TASK TO CARRY OUT
Images are not part of the copy; transcribe all the data exactly.

MATERIAL SUPPLIED
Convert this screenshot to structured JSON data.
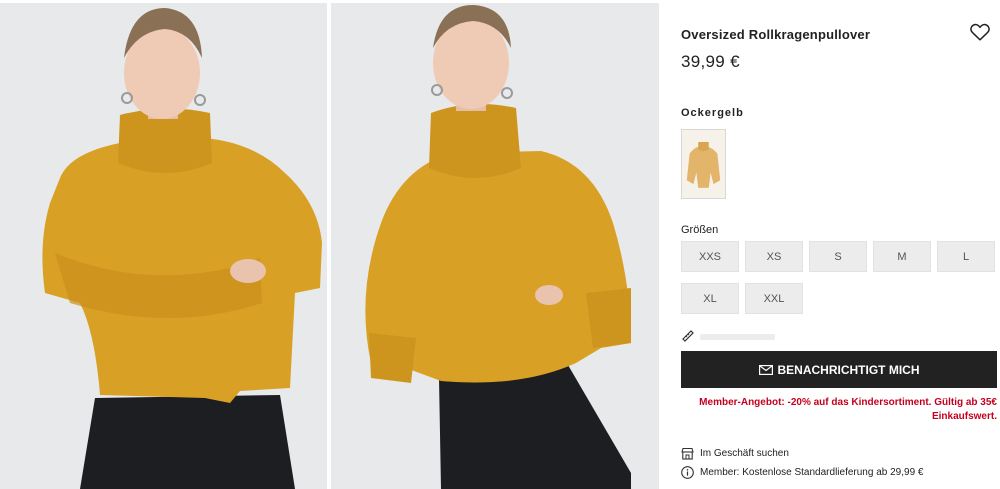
{
  "product": {
    "title": "Oversized Rollkragenpullover",
    "price": "39,99 €"
  },
  "color": {
    "label": "Ockergelb",
    "swatch_hex": "#e3b56a"
  },
  "sizes": {
    "label": "Größen",
    "options": [
      "XXS",
      "XS",
      "S",
      "M",
      "L",
      "XL",
      "XXL"
    ]
  },
  "actions": {
    "notify_label": "BENACHRICHTIGT MICH"
  },
  "promo": {
    "text": "Member-Angebot: -20% auf das Kindersortiment. Gültig ab 35€ Einkaufswert."
  },
  "info": {
    "store_label": "Im Geschäft suchen",
    "shipping_label": "Member: Kostenlose Standardlieferung ab 29,99 €"
  },
  "colors": {
    "sweater": "#d9a026",
    "skirt": "#1d1e22",
    "background": "#e9eaec",
    "promo_red": "#c4001e",
    "button_dark": "#222222"
  }
}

REPLY
Convert this screenshot to structured JSON data.
{
  "product": {
    "title": "Oversized Rollkragenpullover",
    "price": "39,99 €"
  },
  "color": {
    "label": "Ockergelb",
    "swatch_hex": "#e3b56a"
  },
  "sizes": {
    "label": "Größen",
    "options": [
      "XXS",
      "XS",
      "S",
      "M",
      "L",
      "XL",
      "XXL"
    ]
  },
  "actions": {
    "notify_label": "BENACHRICHTIGT MICH"
  },
  "promo": {
    "text": "Member-Angebot: -20% auf das Kindersortiment. Gültig ab 35€ Einkaufswert."
  },
  "info": {
    "store_label": "Im Geschäft suchen",
    "shipping_label": "Member: Kostenlose Standardlieferung ab 29,99 €"
  },
  "colors": {
    "sweater": "#d9a026",
    "skirt": "#1d1e22",
    "background": "#e9eaec",
    "promo_red": "#c4001e",
    "button_dark": "#222222"
  }
}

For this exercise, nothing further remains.